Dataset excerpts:
════════

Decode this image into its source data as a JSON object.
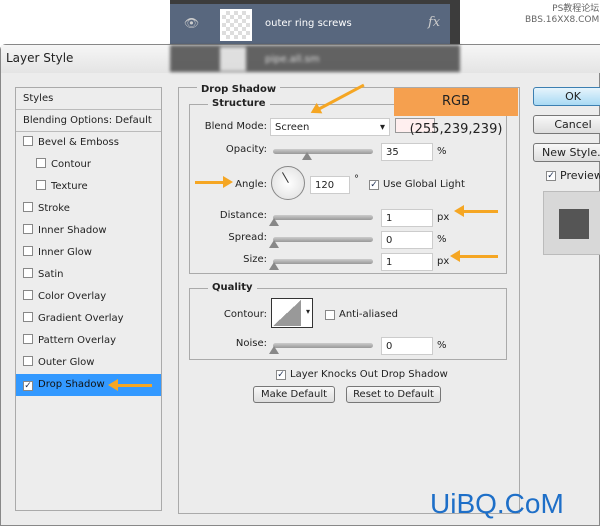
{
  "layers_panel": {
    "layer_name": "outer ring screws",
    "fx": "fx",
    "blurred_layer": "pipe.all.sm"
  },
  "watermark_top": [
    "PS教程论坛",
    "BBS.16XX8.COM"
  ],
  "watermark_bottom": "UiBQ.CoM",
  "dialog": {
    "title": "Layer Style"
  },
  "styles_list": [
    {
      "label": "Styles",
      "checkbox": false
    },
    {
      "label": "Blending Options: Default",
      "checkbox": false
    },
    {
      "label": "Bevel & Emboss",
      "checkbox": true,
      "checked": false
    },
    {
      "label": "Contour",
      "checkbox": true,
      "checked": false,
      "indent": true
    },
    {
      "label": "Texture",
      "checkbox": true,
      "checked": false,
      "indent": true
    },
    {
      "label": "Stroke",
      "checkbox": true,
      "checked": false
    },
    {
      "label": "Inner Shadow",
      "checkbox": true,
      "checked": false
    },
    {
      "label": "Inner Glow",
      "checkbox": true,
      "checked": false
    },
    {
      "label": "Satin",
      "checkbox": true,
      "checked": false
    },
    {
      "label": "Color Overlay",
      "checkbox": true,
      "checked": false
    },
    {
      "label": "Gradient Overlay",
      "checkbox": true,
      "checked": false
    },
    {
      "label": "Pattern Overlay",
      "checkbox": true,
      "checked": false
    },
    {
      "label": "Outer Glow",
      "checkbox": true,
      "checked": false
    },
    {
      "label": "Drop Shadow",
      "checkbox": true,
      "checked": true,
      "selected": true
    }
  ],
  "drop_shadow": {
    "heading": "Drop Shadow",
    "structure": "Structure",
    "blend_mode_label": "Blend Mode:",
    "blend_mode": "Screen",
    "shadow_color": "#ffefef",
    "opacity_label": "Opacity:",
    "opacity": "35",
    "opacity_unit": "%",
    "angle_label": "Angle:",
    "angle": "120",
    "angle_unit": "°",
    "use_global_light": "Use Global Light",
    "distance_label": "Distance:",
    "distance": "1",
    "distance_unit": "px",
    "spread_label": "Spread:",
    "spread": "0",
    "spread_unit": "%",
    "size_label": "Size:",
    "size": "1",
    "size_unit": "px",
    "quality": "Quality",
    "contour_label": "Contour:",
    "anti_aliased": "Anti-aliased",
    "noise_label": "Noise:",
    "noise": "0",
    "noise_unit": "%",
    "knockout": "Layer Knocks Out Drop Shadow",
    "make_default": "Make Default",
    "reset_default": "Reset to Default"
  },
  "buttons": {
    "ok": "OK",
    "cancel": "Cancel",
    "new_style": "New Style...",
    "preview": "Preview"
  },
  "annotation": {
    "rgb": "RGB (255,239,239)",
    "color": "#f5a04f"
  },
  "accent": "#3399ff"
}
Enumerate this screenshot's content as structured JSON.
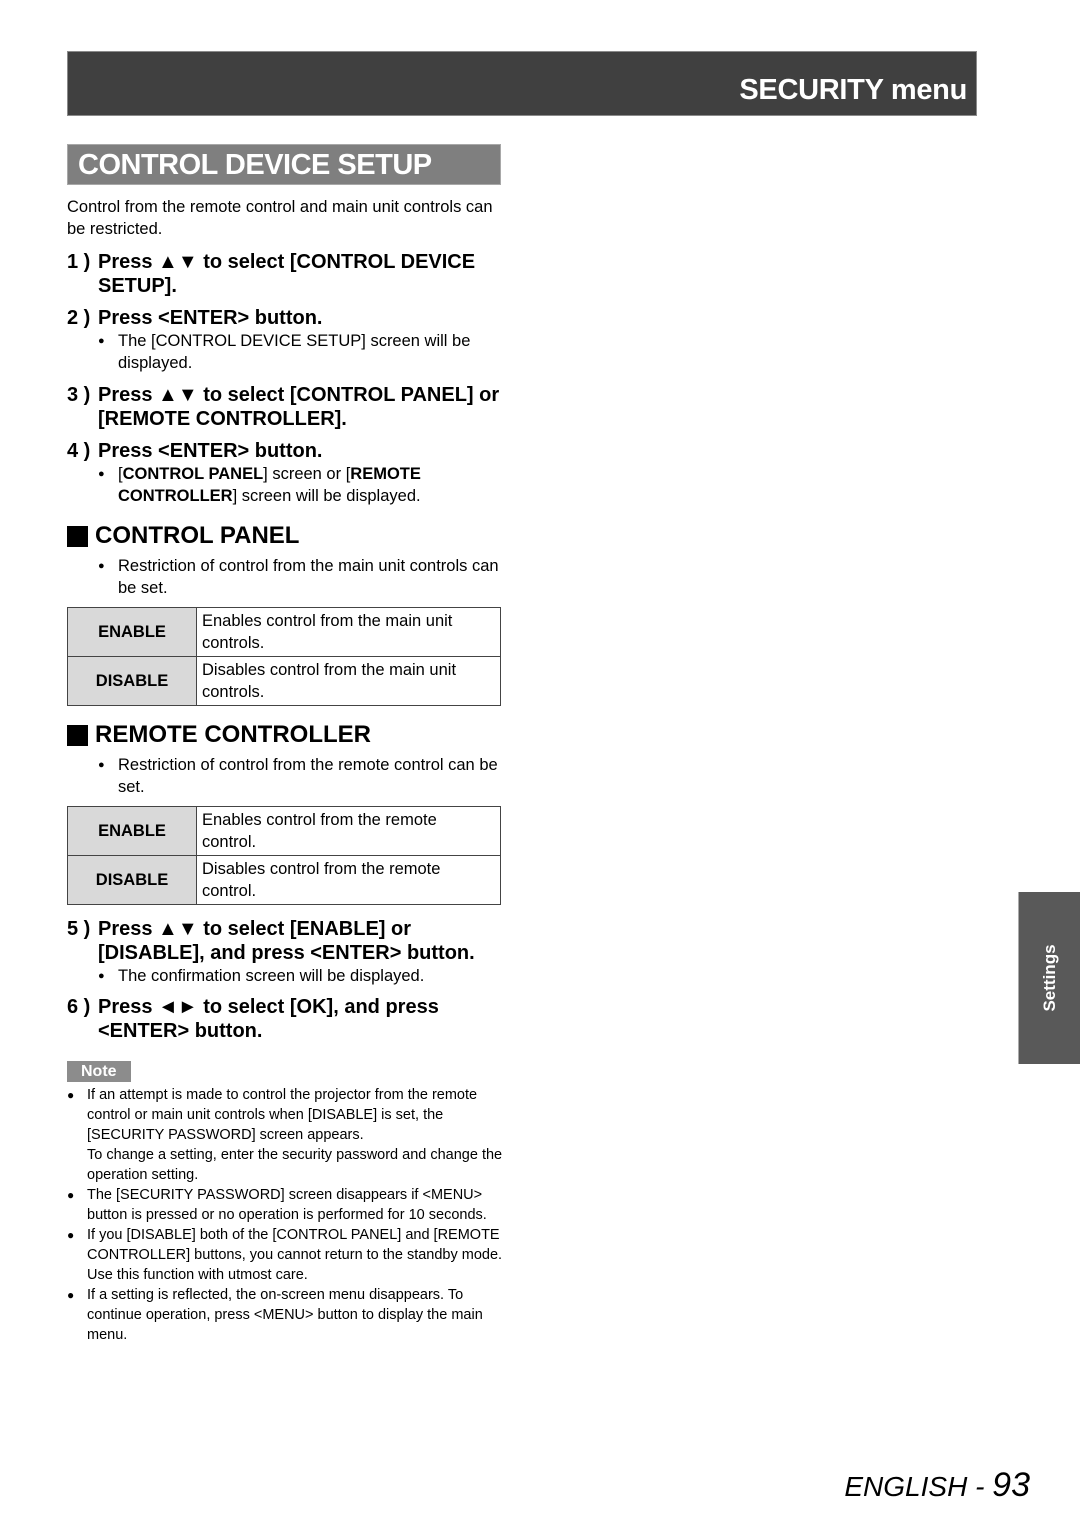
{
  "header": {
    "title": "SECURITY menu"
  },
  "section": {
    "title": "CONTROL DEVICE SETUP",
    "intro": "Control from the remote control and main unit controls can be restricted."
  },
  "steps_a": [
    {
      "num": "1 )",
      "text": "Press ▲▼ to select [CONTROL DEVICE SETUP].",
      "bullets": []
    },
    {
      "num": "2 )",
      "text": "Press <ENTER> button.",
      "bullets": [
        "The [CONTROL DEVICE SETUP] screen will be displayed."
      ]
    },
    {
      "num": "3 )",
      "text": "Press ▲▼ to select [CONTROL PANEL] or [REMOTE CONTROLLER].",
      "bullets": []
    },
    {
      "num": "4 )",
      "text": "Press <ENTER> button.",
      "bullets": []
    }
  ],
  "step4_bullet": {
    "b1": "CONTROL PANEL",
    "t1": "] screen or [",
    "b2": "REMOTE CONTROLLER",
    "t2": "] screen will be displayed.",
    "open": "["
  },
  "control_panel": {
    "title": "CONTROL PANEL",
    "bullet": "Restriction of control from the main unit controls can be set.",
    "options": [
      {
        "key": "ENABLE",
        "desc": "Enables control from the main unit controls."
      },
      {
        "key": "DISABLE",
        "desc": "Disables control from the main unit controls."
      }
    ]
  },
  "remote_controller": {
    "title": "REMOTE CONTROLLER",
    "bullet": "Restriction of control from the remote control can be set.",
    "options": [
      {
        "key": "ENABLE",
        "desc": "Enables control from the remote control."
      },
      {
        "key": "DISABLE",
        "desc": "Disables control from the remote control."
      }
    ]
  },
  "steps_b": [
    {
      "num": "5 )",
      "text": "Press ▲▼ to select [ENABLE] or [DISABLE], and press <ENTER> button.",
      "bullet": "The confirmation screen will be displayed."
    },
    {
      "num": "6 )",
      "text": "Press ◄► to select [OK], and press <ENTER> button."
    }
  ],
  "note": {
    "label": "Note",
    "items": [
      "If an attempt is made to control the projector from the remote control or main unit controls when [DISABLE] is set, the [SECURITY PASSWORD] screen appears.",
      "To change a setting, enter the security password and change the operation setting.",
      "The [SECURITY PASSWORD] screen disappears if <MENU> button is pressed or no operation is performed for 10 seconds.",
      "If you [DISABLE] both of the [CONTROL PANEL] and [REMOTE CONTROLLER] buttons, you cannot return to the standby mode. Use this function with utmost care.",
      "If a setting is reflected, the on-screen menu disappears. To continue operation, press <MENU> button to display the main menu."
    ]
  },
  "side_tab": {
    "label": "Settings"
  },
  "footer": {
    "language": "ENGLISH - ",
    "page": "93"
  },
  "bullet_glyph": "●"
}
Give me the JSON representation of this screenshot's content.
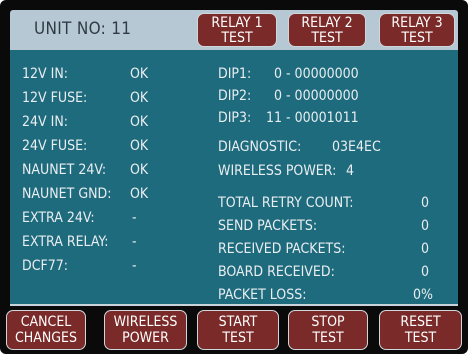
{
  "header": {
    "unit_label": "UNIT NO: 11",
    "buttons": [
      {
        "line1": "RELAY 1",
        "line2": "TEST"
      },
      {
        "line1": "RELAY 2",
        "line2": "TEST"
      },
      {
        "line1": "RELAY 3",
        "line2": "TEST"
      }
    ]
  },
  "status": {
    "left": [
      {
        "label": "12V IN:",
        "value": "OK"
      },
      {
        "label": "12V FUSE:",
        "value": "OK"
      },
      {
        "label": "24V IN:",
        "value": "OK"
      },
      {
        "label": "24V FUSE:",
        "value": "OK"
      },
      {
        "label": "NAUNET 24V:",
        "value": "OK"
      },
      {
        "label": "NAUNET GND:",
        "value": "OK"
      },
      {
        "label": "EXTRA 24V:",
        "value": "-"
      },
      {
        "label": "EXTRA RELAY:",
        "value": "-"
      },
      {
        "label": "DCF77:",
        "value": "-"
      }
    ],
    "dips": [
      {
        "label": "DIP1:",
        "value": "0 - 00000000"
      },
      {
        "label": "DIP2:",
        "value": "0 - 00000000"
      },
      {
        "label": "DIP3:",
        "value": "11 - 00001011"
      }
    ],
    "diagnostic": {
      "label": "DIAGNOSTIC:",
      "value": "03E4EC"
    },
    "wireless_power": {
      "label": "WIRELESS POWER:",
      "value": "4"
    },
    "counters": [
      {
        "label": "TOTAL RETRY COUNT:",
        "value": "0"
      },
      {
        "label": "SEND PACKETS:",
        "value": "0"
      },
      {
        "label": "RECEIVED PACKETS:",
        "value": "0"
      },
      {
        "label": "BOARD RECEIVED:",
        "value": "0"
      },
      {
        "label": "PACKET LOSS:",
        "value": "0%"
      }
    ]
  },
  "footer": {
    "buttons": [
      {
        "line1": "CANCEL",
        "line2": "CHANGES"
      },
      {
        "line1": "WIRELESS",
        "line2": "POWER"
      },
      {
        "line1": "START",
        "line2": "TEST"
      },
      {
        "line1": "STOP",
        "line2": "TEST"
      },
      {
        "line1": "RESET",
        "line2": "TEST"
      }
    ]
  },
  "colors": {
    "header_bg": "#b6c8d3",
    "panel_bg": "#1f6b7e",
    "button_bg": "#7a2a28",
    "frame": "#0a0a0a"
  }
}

════════

> Given task:
Copy out every line in the listing where the word "Default" appears.

> Answer below:
      "label": "Blending Options: Default",
    "make_default": "Make Default",
    "reset_default": "Reset to Default"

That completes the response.